» Short problem
Update the entries from the line containing "attach-file-label: ATTACH FILE*" through the line containing "tab-files[interactable]: Files [89,328,123,345]" by replacing "required-mark" with "mandatory-mark" and leaving everything else unchanged. Give back only those lines.
--------------------------------------------------
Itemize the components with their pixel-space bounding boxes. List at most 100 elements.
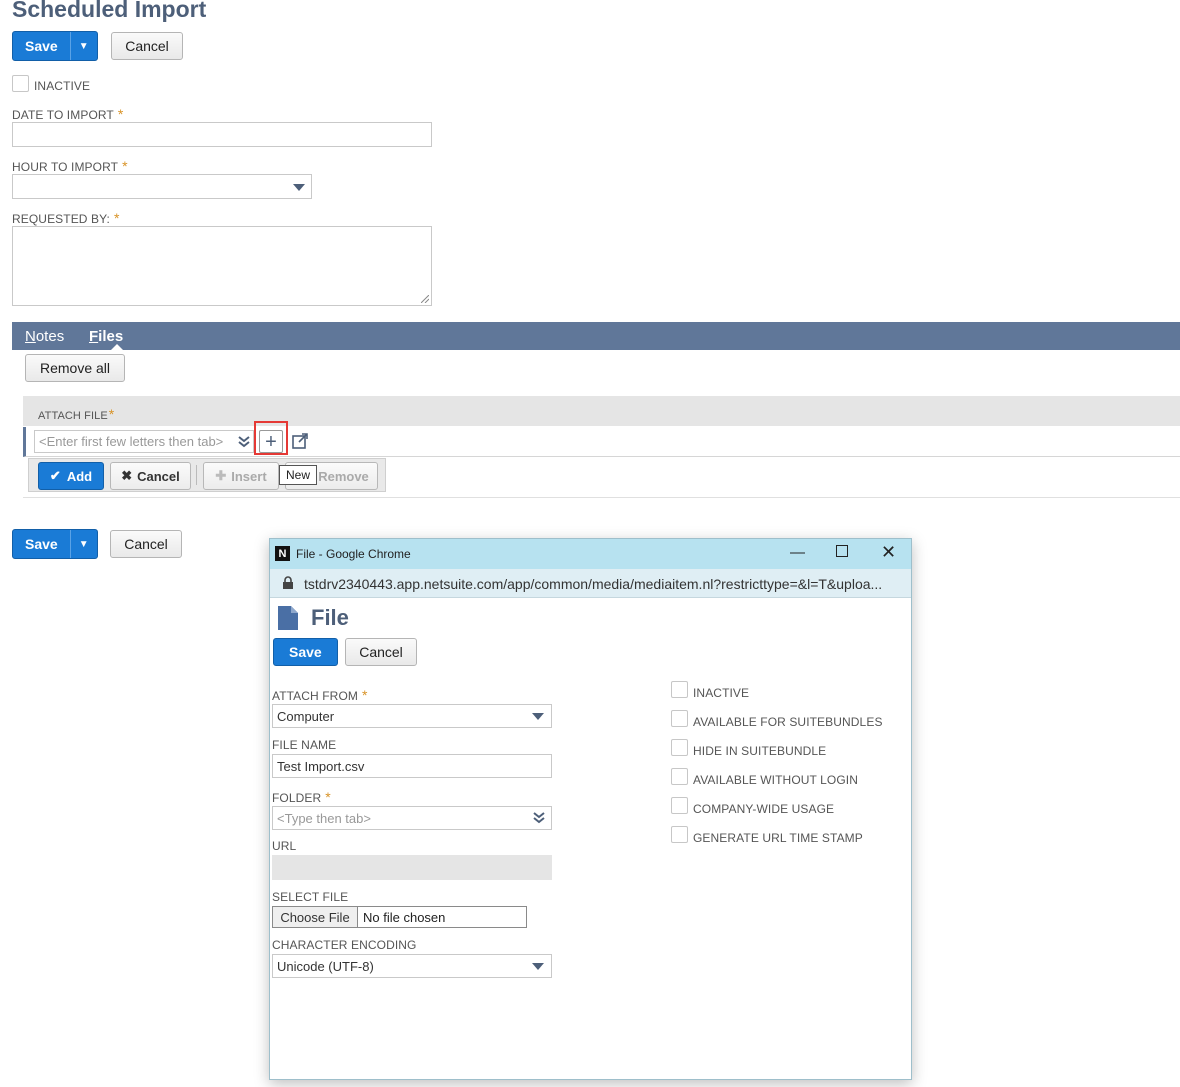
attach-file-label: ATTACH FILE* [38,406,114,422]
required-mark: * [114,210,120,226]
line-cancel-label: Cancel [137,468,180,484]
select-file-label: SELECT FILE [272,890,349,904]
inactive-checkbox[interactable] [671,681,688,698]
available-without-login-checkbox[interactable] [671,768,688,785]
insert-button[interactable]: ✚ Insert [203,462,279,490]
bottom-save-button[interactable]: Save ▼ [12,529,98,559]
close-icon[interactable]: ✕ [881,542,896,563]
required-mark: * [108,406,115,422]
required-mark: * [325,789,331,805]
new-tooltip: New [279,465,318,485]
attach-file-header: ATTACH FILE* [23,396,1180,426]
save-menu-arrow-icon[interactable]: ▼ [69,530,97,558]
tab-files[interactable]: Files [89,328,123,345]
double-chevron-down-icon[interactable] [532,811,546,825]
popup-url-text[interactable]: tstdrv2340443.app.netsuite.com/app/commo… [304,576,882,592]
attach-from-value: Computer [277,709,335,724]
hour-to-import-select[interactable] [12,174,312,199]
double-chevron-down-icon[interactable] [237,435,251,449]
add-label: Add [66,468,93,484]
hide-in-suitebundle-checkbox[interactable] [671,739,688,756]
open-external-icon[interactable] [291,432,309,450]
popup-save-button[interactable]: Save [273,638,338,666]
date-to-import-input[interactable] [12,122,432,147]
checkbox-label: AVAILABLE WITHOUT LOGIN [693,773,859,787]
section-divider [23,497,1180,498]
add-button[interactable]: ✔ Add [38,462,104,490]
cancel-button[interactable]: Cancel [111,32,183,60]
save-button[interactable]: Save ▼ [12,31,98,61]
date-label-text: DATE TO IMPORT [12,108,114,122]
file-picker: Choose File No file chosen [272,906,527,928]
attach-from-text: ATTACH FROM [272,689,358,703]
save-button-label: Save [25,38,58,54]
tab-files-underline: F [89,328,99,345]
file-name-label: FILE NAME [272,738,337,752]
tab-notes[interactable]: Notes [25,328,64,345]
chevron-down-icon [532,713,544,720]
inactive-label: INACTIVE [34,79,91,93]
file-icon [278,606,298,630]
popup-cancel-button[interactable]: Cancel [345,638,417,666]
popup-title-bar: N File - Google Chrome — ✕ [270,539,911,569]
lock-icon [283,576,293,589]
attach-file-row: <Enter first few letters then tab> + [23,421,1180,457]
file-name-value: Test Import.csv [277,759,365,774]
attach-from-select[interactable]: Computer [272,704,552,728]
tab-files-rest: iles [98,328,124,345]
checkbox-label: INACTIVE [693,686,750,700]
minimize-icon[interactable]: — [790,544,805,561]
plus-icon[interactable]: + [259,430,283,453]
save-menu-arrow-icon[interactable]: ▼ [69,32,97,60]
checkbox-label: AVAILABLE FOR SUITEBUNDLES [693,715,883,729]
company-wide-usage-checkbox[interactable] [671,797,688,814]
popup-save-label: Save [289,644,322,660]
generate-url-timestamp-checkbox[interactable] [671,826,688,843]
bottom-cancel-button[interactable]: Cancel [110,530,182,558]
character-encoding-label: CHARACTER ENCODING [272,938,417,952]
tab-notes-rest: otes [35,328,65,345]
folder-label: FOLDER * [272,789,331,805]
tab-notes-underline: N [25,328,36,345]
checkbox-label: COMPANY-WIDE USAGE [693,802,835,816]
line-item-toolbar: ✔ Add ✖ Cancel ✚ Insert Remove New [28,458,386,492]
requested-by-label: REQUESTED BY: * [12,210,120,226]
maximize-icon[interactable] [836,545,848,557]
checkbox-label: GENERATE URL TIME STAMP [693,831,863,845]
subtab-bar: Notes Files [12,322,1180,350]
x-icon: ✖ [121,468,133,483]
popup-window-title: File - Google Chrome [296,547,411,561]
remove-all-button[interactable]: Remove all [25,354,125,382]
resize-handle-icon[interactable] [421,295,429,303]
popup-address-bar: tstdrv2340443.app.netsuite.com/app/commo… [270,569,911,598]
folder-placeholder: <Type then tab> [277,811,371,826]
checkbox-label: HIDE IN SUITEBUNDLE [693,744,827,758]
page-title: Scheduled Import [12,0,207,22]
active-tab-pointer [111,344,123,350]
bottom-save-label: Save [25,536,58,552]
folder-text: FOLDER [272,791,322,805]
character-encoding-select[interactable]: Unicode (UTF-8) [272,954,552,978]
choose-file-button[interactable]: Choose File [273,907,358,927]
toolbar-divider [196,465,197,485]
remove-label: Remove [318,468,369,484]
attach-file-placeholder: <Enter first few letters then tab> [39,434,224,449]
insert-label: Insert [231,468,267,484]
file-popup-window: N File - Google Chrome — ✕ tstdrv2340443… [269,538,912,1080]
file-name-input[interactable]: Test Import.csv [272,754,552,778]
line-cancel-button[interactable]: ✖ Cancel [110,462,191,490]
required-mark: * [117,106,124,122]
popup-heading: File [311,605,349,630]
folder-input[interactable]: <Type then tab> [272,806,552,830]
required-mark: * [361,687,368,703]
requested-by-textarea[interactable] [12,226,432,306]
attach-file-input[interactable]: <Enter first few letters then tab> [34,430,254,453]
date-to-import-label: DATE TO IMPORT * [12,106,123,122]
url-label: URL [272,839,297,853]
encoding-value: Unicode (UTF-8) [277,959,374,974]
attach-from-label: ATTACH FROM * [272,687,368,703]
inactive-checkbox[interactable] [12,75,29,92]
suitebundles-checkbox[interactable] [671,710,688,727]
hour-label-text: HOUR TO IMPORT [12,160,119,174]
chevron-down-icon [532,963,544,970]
--------------------------------------------------
» The result
attach-file-label: ATTACH FILE* [38,406,114,422]
mandatory-mark: * [114,210,120,226]
line-cancel-label: Cancel [137,468,180,484]
select-file-label: SELECT FILE [272,890,349,904]
inactive-checkbox[interactable] [671,681,688,698]
available-without-login-checkbox[interactable] [671,768,688,785]
insert-button[interactable]: ✚ Insert [203,462,279,490]
bottom-save-button[interactable]: Save ▼ [12,529,98,559]
close-icon[interactable]: ✕ [881,542,896,563]
mandatory-mark: * [108,406,115,422]
mandatory-mark: * [325,789,331,805]
new-tooltip: New [279,465,318,485]
attach-file-header: ATTACH FILE* [23,396,1180,426]
save-menu-arrow-icon[interactable]: ▼ [69,530,97,558]
tab-files[interactable]: Files [89,328,123,345]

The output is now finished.